* _EXERCISE AIM_: What follows is a set of records; restate each one word for word and drop the pictures.

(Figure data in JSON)

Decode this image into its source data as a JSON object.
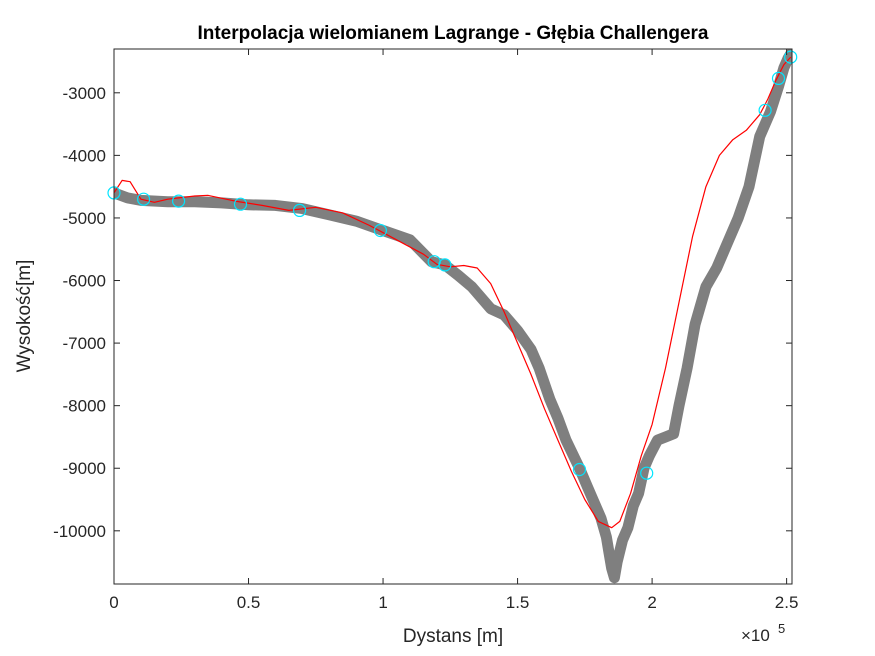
{
  "chart_data": {
    "type": "line",
    "title": "Interpolacja wielomianem Lagrange - Głębia Challengera",
    "xlabel": "Dystans [m]",
    "ylabel": "Wysokość[m]",
    "x_exponent_label": "×10",
    "x_exponent_power": "5",
    "x_scale": 100000,
    "xlim": [
      0,
      252000
    ],
    "ylim": [
      -10850,
      -2300
    ],
    "x_ticks": [
      0,
      50000,
      100000,
      150000,
      200000,
      250000
    ],
    "x_tick_labels": [
      "0",
      "0.5",
      "1",
      "1.5",
      "2",
      "2.5"
    ],
    "y_ticks": [
      -10000,
      -9000,
      -8000,
      -7000,
      -6000,
      -5000,
      -4000,
      -3000
    ],
    "y_tick_labels": [
      "-10000",
      "-9000",
      "-8000",
      "-7000",
      "-6000",
      "-5000",
      "-4000",
      "-3000"
    ],
    "grid": false,
    "colors": {
      "profile": "#7f7f7f",
      "interpolation": "#ff0000",
      "nodes": "#00e5ff"
    },
    "series": [
      {
        "role": "profile",
        "x": [
          0,
          5000,
          10000,
          20000,
          30000,
          40000,
          50000,
          60000,
          70000,
          80000,
          90000,
          100000,
          110000,
          118000,
          123000,
          128000,
          133000,
          137000,
          140000,
          145000,
          150000,
          155000,
          158000,
          162000,
          165000,
          168000,
          173000,
          176000,
          178000,
          181000,
          183000,
          184000,
          185000,
          186000,
          187000,
          189000,
          191000,
          193000,
          195000,
          197000,
          199000,
          202000,
          205000,
          208000,
          210000,
          213000,
          216000,
          220000,
          224000,
          228000,
          232000,
          236000,
          240000,
          244000,
          247000,
          249000,
          250500,
          251500
        ],
        "y": [
          -4600,
          -4680,
          -4720,
          -4740,
          -4740,
          -4760,
          -4790,
          -4800,
          -4850,
          -4950,
          -5050,
          -5200,
          -5350,
          -5700,
          -5750,
          -5920,
          -6100,
          -6300,
          -6450,
          -6550,
          -6800,
          -7100,
          -7400,
          -7900,
          -8200,
          -8550,
          -9000,
          -9300,
          -9500,
          -9800,
          -10100,
          -10350,
          -10600,
          -10750,
          -10500,
          -10150,
          -9950,
          -9600,
          -9400,
          -9000,
          -8800,
          -8550,
          -8500,
          -8450,
          -8000,
          -7400,
          -6700,
          -6100,
          -5800,
          -5400,
          -5000,
          -4500,
          -3700,
          -3300,
          -2900,
          -2600,
          -2450,
          -2380
        ]
      },
      {
        "role": "interpolation",
        "x": [
          0,
          3000,
          6000,
          10000,
          15000,
          20000,
          30000,
          35000,
          45000,
          55000,
          65000,
          75000,
          85000,
          95000,
          105000,
          115000,
          120000,
          125000,
          130000,
          135000,
          140000,
          145000,
          150000,
          155000,
          160000,
          165000,
          170000,
          175000,
          180000,
          185000,
          188000,
          192000,
          196000,
          200000,
          205000,
          210000,
          215000,
          220000,
          225000,
          230000,
          235000,
          240000,
          243000,
          246000,
          249000,
          251500
        ],
        "y": [
          -4600,
          -4400,
          -4420,
          -4700,
          -4750,
          -4700,
          -4650,
          -4640,
          -4730,
          -4800,
          -4880,
          -4830,
          -4920,
          -5120,
          -5350,
          -5580,
          -5740,
          -5780,
          -5760,
          -5800,
          -6050,
          -6500,
          -7000,
          -7500,
          -8050,
          -8550,
          -9050,
          -9500,
          -9850,
          -9950,
          -9850,
          -9400,
          -8800,
          -8300,
          -7400,
          -6350,
          -5300,
          -4500,
          -4000,
          -3750,
          -3600,
          -3350,
          -3100,
          -2800,
          -2550,
          -2430
        ]
      },
      {
        "role": "nodes",
        "x": [
          0,
          11000,
          24000,
          47000,
          69000,
          99000,
          119000,
          123000,
          173000,
          198000,
          242000,
          247000,
          251500
        ],
        "y": [
          -4600,
          -4700,
          -4730,
          -4780,
          -4880,
          -5200,
          -5700,
          -5750,
          -9020,
          -9080,
          -3280,
          -2770,
          -2430
        ]
      }
    ]
  }
}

* _TASK SOLUTION_:
Decode this image into its source data as a JSON object.
{
  "chart_data": {
    "type": "line",
    "title": "Interpolacja wielomianem Lagrange - Głębia Challengera",
    "xlabel": "Dystans [m]",
    "ylabel": "Wysokość[m]",
    "x_exponent_label": "×10",
    "x_exponent_power": "5",
    "x_scale": 100000,
    "xlim": [
      0,
      252000
    ],
    "ylim": [
      -10850,
      -2300
    ],
    "x_ticks": [
      0,
      50000,
      100000,
      150000,
      200000,
      250000
    ],
    "x_tick_labels": [
      "0",
      "0.5",
      "1",
      "1.5",
      "2",
      "2.5"
    ],
    "y_ticks": [
      -10000,
      -9000,
      -8000,
      -7000,
      -6000,
      -5000,
      -4000,
      -3000
    ],
    "y_tick_labels": [
      "-10000",
      "-9000",
      "-8000",
      "-7000",
      "-6000",
      "-5000",
      "-4000",
      "-3000"
    ],
    "grid": false,
    "colors": {
      "profile": "#7f7f7f",
      "interpolation": "#ff0000",
      "nodes": "#00e5ff"
    },
    "series": [
      {
        "role": "profile",
        "x": [
          0,
          5000,
          10000,
          20000,
          30000,
          40000,
          50000,
          60000,
          70000,
          80000,
          90000,
          100000,
          110000,
          118000,
          123000,
          128000,
          133000,
          137000,
          140000,
          145000,
          150000,
          155000,
          158000,
          162000,
          165000,
          168000,
          173000,
          176000,
          178000,
          181000,
          183000,
          184000,
          185000,
          186000,
          187000,
          189000,
          191000,
          193000,
          195000,
          197000,
          199000,
          202000,
          205000,
          208000,
          210000,
          213000,
          216000,
          220000,
          224000,
          228000,
          232000,
          236000,
          240000,
          244000,
          247000,
          249000,
          250500,
          251500
        ],
        "y": [
          -4600,
          -4680,
          -4720,
          -4740,
          -4740,
          -4760,
          -4790,
          -4800,
          -4850,
          -4950,
          -5050,
          -5200,
          -5350,
          -5700,
          -5750,
          -5920,
          -6100,
          -6300,
          -6450,
          -6550,
          -6800,
          -7100,
          -7400,
          -7900,
          -8200,
          -8550,
          -9000,
          -9300,
          -9500,
          -9800,
          -10100,
          -10350,
          -10600,
          -10750,
          -10500,
          -10150,
          -9950,
          -9600,
          -9400,
          -9000,
          -8800,
          -8550,
          -8500,
          -8450,
          -8000,
          -7400,
          -6700,
          -6100,
          -5800,
          -5400,
          -5000,
          -4500,
          -3700,
          -3300,
          -2900,
          -2600,
          -2450,
          -2380
        ]
      },
      {
        "role": "interpolation",
        "x": [
          0,
          3000,
          6000,
          10000,
          15000,
          20000,
          30000,
          35000,
          45000,
          55000,
          65000,
          75000,
          85000,
          95000,
          105000,
          115000,
          120000,
          125000,
          130000,
          135000,
          140000,
          145000,
          150000,
          155000,
          160000,
          165000,
          170000,
          175000,
          180000,
          185000,
          188000,
          192000,
          196000,
          200000,
          205000,
          210000,
          215000,
          220000,
          225000,
          230000,
          235000,
          240000,
          243000,
          246000,
          249000,
          251500
        ],
        "y": [
          -4600,
          -4400,
          -4420,
          -4700,
          -4750,
          -4700,
          -4650,
          -4640,
          -4730,
          -4800,
          -4880,
          -4830,
          -4920,
          -5120,
          -5350,
          -5580,
          -5740,
          -5780,
          -5760,
          -5800,
          -6050,
          -6500,
          -7000,
          -7500,
          -8050,
          -8550,
          -9050,
          -9500,
          -9850,
          -9950,
          -9850,
          -9400,
          -8800,
          -8300,
          -7400,
          -6350,
          -5300,
          -4500,
          -4000,
          -3750,
          -3600,
          -3350,
          -3100,
          -2800,
          -2550,
          -2430
        ]
      },
      {
        "role": "nodes",
        "x": [
          0,
          11000,
          24000,
          47000,
          69000,
          99000,
          119000,
          123000,
          173000,
          198000,
          242000,
          247000,
          251500
        ],
        "y": [
          -4600,
          -4700,
          -4730,
          -4780,
          -4880,
          -5200,
          -5700,
          -5750,
          -9020,
          -9080,
          -3280,
          -2770,
          -2430
        ]
      }
    ]
  }
}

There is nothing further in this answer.